- WRITTEN PROBLEM -
Pick out every line of the listing below that contains the string "gaozhi", and copy each one in full.

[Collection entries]
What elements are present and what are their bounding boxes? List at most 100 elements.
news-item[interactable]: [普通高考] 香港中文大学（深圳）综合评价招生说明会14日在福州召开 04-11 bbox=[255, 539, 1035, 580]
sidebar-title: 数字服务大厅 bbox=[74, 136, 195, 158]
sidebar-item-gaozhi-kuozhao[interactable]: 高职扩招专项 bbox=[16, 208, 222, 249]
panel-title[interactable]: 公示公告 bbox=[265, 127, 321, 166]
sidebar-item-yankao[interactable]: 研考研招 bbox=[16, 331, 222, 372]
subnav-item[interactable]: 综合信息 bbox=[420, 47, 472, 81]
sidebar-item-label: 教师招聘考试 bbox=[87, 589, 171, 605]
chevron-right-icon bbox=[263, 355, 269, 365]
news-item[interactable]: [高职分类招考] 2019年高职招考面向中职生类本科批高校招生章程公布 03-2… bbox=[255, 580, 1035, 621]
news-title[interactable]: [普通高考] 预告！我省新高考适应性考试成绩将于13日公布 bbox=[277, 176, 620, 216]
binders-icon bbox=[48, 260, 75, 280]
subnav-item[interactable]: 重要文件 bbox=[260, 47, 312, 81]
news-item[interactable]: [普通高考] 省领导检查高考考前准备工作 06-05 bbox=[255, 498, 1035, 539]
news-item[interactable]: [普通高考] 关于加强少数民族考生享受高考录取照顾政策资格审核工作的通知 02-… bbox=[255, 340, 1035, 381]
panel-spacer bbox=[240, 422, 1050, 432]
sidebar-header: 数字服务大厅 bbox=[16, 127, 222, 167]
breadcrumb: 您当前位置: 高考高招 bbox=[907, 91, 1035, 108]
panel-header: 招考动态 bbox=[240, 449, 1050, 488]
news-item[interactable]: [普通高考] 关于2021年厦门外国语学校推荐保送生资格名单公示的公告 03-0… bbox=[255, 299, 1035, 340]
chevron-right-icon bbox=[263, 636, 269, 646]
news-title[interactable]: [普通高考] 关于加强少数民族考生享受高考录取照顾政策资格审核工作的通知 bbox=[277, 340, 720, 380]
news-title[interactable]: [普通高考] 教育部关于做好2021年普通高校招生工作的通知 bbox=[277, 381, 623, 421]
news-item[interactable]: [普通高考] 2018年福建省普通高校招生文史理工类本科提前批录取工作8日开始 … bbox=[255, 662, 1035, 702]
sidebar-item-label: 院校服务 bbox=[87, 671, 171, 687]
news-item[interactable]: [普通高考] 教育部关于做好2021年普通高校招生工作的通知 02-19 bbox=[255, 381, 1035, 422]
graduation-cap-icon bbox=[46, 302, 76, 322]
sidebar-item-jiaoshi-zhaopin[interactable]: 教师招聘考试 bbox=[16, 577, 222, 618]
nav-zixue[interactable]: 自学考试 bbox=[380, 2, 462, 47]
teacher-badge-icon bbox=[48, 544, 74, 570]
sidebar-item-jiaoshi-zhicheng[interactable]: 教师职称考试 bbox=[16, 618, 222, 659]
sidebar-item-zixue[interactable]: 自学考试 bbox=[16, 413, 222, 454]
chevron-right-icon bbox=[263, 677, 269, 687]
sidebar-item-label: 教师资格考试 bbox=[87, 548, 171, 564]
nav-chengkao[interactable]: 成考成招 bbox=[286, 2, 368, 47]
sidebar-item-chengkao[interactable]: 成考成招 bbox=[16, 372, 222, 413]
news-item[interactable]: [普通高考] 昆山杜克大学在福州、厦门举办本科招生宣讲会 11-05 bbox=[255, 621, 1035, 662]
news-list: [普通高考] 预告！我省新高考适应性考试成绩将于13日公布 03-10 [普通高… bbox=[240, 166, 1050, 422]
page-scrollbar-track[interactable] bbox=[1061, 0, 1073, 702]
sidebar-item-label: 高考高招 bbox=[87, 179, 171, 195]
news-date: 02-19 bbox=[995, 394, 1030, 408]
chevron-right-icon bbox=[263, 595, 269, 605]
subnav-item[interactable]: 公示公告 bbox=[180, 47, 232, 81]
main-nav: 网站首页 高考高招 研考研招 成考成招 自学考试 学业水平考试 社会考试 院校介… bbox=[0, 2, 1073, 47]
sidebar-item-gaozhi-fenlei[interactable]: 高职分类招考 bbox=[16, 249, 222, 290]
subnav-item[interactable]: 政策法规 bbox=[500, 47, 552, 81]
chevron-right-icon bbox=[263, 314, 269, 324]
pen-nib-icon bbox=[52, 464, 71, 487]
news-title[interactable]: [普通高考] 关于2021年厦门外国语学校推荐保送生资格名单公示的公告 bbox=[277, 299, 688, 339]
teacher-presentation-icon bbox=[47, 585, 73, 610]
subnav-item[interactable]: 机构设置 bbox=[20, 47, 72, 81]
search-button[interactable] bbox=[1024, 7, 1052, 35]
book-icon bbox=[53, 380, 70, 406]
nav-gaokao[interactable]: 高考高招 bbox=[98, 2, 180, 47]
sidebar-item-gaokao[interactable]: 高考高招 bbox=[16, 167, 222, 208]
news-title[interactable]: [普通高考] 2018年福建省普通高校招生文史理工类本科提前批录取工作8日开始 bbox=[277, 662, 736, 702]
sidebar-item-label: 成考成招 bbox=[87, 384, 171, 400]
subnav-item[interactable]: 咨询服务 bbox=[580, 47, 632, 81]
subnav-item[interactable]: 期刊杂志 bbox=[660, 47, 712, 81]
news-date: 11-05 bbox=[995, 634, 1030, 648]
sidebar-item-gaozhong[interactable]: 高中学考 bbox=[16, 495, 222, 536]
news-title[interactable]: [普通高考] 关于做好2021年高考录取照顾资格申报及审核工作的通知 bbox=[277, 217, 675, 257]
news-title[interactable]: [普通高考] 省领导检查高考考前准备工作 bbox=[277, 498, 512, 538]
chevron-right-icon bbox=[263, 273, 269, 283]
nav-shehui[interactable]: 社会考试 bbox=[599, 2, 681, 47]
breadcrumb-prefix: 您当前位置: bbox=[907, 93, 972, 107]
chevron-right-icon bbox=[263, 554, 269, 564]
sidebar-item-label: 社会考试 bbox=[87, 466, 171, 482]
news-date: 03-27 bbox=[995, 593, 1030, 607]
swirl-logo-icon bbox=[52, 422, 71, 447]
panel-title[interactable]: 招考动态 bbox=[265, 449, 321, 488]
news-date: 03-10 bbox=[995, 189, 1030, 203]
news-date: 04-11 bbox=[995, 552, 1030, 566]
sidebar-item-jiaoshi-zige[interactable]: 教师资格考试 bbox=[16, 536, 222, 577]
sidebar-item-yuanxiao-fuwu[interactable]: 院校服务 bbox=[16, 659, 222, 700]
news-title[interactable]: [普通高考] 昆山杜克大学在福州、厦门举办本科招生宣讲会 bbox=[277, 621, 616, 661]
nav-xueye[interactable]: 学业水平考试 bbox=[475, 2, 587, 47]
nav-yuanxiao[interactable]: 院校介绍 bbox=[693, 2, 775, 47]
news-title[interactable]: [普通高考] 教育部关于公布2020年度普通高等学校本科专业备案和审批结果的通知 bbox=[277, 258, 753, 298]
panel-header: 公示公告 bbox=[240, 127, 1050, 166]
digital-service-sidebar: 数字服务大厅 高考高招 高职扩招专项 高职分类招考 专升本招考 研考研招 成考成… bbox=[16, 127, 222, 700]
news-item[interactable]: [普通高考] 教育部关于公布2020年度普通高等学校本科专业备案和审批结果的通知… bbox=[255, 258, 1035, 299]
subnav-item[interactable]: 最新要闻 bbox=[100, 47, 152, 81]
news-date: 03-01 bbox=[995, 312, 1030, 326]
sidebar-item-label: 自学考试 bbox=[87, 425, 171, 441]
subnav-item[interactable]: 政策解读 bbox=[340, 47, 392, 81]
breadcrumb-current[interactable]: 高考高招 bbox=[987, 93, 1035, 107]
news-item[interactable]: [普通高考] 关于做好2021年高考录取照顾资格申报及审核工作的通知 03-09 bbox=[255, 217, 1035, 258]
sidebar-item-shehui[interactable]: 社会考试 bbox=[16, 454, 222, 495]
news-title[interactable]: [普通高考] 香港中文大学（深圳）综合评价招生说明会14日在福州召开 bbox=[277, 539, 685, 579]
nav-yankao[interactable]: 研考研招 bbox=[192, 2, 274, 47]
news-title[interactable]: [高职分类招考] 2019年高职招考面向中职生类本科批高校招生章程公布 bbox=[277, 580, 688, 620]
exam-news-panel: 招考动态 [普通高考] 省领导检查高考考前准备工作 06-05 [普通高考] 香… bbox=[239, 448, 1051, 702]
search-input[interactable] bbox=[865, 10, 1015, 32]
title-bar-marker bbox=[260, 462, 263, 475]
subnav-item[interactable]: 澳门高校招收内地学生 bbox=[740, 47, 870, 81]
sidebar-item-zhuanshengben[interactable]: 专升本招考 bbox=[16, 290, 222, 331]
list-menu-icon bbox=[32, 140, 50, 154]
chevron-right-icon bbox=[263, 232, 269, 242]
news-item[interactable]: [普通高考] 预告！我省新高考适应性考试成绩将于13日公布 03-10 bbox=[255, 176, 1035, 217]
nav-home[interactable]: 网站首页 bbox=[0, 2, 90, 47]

- PROBLEM SOLUTION -
sidebar-item-gaozhi-kuozhao[interactable]: 高职扩招专项 bbox=[16, 208, 222, 249]
sidebar-item-gaozhi-fenlei[interactable]: 高职分类招考 bbox=[16, 249, 222, 290]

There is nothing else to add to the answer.